Stored entries
__________
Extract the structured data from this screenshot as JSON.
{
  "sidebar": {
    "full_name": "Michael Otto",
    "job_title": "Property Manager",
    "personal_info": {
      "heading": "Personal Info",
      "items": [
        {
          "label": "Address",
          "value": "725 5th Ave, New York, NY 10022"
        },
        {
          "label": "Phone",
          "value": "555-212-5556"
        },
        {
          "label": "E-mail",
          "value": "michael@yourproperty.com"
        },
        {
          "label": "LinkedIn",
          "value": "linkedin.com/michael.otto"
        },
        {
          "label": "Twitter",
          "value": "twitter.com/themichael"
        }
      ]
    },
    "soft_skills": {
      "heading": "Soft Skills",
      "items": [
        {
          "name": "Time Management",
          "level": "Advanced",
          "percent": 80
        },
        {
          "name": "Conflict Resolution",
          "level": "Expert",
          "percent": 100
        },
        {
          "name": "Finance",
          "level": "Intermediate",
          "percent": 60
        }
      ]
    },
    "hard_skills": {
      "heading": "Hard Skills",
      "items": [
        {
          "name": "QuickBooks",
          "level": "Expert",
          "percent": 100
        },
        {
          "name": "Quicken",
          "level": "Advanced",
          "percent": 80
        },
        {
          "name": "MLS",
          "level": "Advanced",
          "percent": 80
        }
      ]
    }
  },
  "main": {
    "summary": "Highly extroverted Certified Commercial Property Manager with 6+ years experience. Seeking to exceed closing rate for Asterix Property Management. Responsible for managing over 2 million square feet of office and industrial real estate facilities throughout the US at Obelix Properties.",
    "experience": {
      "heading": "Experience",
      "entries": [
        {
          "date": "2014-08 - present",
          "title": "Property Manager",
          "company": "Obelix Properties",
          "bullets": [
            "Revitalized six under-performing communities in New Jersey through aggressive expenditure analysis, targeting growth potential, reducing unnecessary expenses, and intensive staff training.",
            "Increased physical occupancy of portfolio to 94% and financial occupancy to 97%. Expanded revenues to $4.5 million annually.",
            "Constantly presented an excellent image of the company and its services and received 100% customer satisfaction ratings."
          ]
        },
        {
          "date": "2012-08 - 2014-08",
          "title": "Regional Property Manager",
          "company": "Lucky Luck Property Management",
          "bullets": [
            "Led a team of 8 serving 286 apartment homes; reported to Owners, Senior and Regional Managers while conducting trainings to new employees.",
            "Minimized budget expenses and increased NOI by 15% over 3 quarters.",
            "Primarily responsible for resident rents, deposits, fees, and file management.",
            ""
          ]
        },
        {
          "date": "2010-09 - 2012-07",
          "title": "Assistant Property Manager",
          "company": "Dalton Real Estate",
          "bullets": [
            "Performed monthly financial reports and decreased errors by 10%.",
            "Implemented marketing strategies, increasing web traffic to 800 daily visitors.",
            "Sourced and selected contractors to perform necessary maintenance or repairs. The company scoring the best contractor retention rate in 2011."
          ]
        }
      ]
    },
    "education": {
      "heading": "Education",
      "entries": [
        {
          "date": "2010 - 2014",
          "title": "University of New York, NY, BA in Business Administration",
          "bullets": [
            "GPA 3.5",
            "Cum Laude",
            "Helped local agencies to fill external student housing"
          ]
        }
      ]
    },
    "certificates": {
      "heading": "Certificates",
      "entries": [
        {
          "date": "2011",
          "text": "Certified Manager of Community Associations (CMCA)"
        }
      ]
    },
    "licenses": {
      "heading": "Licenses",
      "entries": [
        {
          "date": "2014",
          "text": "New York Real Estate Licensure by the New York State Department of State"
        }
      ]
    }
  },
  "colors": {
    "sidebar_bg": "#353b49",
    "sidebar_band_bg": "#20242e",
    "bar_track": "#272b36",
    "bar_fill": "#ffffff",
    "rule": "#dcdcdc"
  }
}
__________
Task instructions: Filter the listing for the word "company" and copy every line that holds it.

Answer to this exercise:
          "company": "Obelix Properties",
            "Constantly presented an excellent image of the company and its services and received 100% customer satisfaction ratings."
          "company": "Lucky Luck Property Management",
          "company": "Dalton Real Estate",
            "Sourced and selected contractors to perform necessary maintenance or repairs. The company scoring the best contractor retention rate in 2011."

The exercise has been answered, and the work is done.